» Required work
Write out every line below that includes the word "this".

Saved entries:
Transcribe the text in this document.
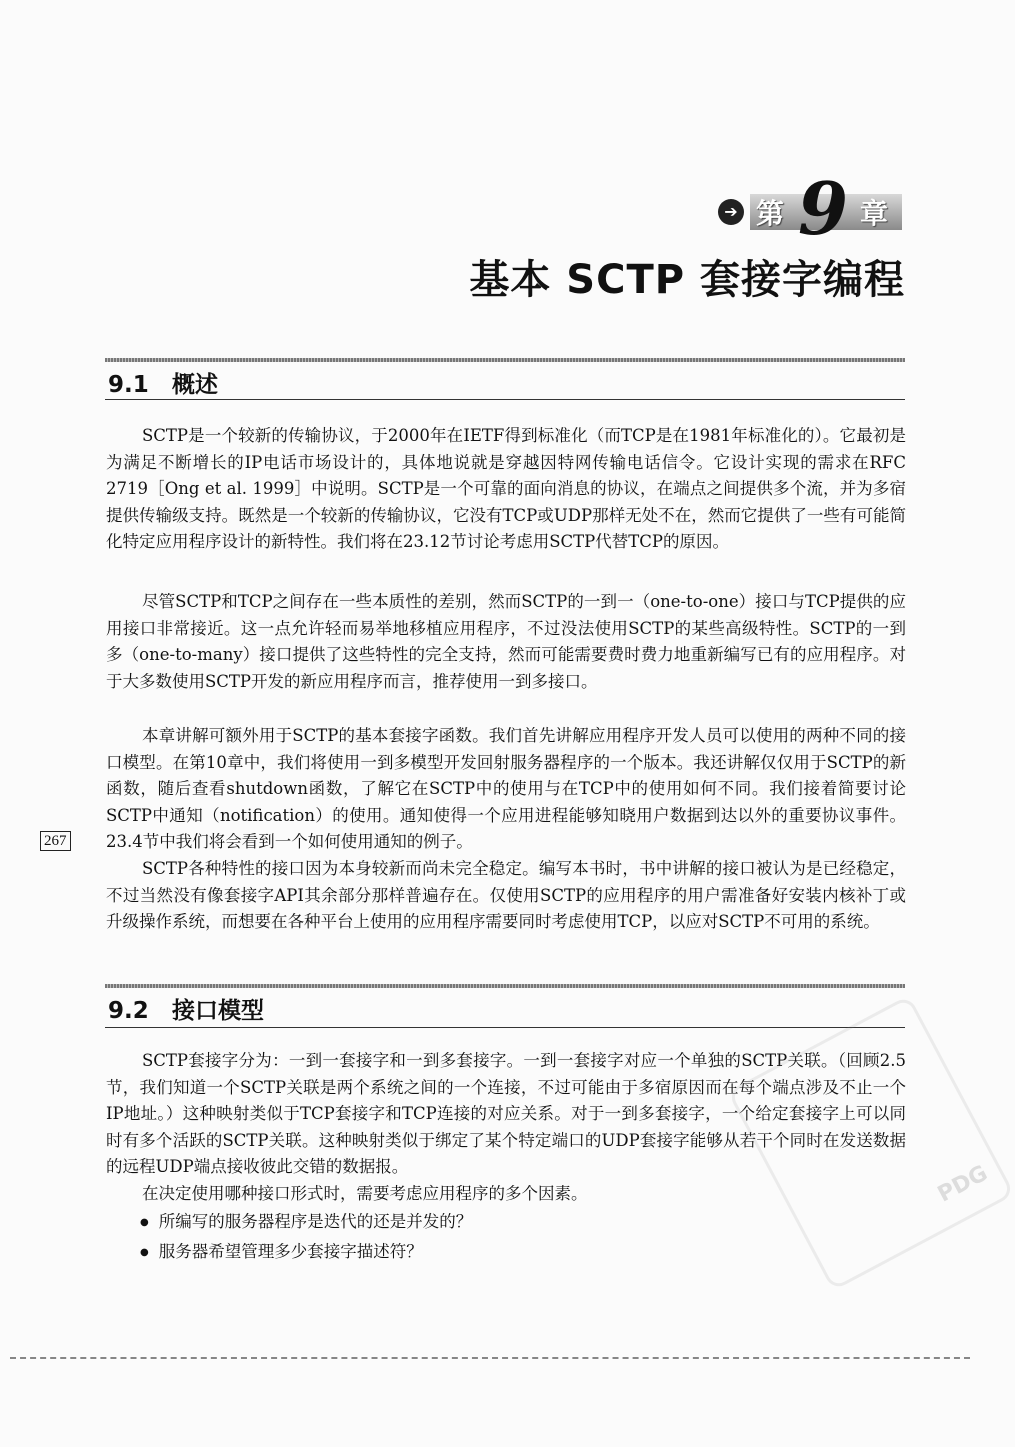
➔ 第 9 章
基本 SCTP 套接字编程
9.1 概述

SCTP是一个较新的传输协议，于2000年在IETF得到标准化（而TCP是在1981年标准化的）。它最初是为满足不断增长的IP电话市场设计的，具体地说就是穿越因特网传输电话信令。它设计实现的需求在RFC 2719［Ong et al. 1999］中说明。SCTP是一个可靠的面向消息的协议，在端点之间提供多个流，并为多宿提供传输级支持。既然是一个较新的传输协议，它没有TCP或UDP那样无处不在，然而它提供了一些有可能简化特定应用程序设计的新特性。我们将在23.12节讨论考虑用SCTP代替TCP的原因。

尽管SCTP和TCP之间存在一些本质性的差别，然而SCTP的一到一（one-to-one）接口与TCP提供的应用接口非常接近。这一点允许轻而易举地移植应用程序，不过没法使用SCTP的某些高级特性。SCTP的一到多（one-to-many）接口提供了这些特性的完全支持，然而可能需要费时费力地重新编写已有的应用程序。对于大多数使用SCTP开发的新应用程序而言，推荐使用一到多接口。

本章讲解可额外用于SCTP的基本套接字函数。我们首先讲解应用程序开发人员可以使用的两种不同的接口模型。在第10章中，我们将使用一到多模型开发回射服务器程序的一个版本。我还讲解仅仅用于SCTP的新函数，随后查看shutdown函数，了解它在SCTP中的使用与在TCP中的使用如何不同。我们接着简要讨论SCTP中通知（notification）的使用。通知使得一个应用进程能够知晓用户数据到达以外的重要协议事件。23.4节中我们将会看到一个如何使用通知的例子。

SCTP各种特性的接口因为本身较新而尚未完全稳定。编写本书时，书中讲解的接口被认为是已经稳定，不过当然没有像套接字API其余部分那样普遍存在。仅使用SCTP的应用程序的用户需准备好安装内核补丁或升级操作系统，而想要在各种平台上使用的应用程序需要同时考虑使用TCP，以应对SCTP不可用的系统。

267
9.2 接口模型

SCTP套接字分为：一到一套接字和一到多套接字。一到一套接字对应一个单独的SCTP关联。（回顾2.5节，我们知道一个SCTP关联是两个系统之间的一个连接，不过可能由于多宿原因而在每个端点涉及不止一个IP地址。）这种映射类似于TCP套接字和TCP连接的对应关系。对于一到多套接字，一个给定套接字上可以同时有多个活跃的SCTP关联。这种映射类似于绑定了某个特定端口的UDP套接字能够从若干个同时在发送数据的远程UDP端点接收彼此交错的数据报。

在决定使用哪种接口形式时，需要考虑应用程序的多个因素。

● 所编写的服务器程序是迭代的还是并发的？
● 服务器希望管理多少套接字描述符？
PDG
---
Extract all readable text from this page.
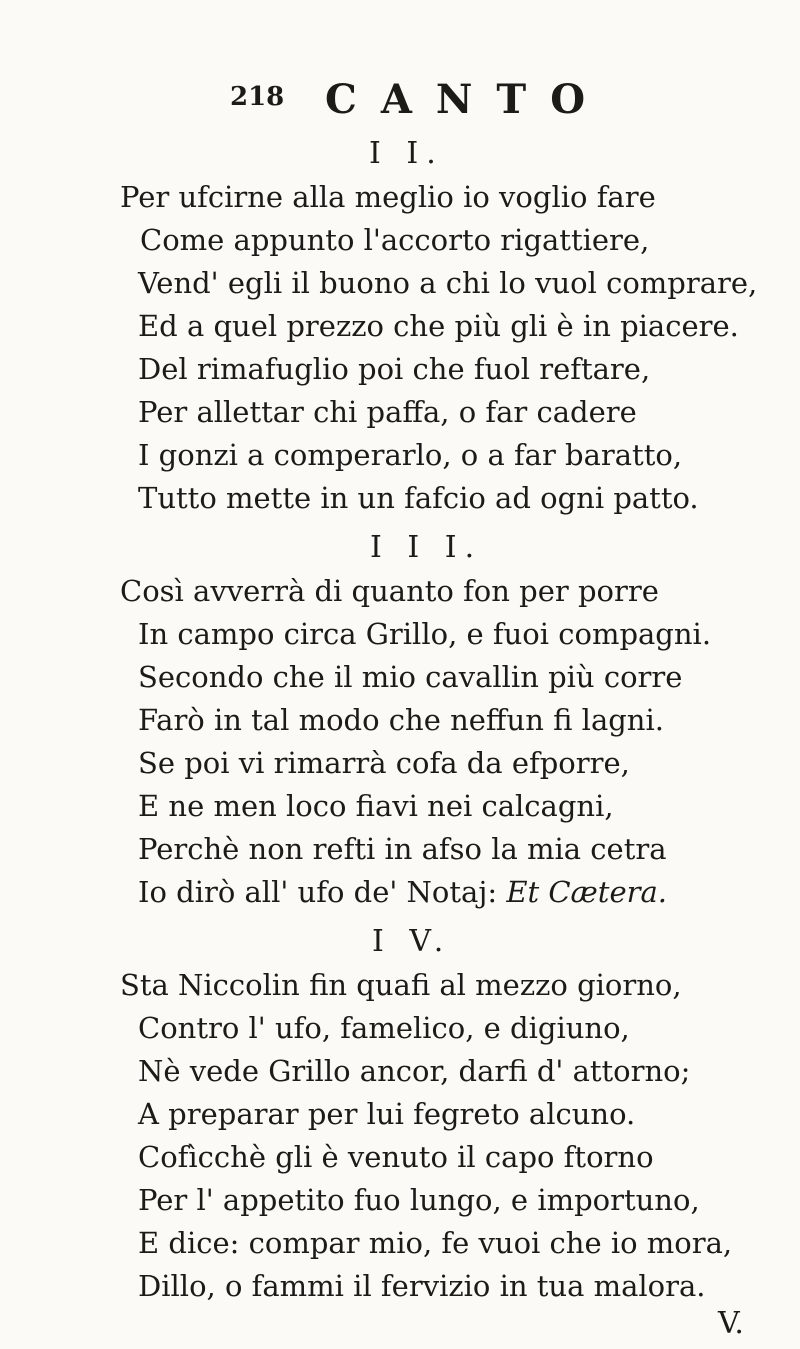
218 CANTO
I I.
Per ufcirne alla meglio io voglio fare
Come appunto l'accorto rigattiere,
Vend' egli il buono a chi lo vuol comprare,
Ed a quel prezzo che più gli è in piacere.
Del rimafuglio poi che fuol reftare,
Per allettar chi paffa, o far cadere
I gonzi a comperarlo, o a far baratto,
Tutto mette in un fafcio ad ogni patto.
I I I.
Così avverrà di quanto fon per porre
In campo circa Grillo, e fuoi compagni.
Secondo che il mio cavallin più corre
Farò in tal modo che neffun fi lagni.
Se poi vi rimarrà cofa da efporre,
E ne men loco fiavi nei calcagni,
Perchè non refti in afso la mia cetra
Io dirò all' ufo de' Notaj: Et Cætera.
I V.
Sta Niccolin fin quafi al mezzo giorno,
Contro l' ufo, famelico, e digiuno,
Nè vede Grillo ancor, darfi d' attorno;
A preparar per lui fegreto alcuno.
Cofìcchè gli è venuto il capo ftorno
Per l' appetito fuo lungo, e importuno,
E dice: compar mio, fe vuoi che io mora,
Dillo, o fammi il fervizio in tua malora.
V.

» Written answer
Transcribe the text in this document.
Extract all readable text from this page.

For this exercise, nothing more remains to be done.